# Document section

83

Is there a way to write an aggregation function as is used in DataFrame.agg method, that would have access to more than one column of the data that is being aggregated? Typical use cases would be weighted average, weighted standard deviation funcs.

I would like to be able to write something like

def wAvg(c, w):
    return ((c * w).sum() / w.sum())

df = DataFrame(....) # df has columns c and w, i want weighted average
                     # of c using w as weight.
df.aggregate ({"c": wAvg}) # and somehow tell it to use w column as weights ...
1
104

Yes; use the .apply(...) function, which will be called on each sub-DataFrame. For example:

grouped = df.groupby(keys)

def wavg(group):
    d = group['data']
    w = group['weights']
    return (d * w).sum() / w.sum()

grouped.apply(wavg)

# Your objective
In the thread on weighted averages with pandas, which function does the reply recommend for an aggregation that needs more than one column?

# Listing

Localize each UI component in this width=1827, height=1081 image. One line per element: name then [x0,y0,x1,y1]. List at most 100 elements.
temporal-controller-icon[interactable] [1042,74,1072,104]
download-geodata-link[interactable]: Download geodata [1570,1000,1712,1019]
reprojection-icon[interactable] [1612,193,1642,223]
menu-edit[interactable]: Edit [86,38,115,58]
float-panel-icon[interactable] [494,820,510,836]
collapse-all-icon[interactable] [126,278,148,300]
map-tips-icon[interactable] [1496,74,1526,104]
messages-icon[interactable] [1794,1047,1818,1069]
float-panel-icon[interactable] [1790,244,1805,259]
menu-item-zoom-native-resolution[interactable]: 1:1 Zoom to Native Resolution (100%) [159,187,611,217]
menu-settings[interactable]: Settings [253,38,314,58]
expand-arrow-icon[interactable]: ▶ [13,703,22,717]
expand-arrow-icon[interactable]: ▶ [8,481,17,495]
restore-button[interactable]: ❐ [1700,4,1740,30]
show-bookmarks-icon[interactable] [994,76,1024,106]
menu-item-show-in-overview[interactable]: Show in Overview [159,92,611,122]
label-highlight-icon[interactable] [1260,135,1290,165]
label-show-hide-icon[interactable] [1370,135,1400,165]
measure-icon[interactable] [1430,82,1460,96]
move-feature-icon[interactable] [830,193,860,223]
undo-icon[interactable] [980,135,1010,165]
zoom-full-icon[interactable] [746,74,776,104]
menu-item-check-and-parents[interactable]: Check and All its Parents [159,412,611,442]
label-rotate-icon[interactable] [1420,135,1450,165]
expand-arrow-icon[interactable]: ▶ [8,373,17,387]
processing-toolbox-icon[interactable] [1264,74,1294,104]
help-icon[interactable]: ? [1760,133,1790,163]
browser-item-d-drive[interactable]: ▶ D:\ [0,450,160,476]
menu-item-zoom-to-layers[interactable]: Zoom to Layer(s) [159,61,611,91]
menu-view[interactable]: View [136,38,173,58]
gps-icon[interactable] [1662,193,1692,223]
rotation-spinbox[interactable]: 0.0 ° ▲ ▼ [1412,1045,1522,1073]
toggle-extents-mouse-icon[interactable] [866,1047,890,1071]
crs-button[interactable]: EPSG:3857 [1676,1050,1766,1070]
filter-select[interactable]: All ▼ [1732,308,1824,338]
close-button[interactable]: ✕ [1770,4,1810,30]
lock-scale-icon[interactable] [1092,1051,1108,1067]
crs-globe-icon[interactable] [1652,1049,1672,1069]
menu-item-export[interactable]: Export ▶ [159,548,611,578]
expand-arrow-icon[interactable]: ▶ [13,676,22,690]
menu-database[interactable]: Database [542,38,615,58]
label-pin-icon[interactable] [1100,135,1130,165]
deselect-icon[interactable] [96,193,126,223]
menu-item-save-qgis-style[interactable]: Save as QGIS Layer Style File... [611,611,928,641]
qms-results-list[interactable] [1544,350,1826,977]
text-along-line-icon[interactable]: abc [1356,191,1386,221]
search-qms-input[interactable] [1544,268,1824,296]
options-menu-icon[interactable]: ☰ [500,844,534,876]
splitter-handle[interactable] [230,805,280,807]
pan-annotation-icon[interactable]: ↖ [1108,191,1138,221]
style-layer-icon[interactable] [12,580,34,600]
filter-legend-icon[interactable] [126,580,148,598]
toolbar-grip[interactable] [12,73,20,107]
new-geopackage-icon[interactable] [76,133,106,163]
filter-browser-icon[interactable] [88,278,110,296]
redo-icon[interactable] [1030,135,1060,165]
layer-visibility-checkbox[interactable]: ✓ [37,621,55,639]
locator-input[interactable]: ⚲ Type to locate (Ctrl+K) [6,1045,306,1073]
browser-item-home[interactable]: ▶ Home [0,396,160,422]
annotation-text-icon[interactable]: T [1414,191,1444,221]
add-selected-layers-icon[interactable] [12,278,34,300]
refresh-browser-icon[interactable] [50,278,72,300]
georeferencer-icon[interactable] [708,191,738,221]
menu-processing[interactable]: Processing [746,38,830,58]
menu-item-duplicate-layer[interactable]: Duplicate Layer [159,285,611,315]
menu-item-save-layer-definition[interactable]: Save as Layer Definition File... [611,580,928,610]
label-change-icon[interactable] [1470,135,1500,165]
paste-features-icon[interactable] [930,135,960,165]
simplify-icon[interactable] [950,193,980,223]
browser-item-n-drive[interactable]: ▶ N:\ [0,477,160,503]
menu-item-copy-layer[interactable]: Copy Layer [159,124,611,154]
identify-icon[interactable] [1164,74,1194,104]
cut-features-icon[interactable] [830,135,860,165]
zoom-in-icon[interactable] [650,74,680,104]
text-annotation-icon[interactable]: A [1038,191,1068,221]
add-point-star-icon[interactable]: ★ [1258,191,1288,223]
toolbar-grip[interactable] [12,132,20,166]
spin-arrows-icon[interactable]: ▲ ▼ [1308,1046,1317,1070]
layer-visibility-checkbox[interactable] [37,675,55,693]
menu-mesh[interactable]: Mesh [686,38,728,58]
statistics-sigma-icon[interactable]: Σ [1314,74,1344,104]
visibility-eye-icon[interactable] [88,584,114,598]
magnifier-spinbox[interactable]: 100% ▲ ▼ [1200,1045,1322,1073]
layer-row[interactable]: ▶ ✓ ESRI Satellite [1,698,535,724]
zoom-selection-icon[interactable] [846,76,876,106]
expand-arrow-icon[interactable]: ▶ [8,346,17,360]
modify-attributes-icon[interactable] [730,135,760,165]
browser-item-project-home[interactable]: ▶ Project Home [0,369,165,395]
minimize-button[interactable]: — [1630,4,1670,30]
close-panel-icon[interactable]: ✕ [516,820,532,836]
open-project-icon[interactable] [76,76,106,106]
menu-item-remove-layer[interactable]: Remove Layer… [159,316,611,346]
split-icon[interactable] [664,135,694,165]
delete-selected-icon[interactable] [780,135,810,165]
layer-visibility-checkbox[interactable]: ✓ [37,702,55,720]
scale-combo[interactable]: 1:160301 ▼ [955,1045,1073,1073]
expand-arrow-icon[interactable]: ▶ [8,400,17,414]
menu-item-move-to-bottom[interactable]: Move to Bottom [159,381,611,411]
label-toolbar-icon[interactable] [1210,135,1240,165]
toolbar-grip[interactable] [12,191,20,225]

# The completed task
The `.apply(...)` function, which is called on each sub-DataFrame.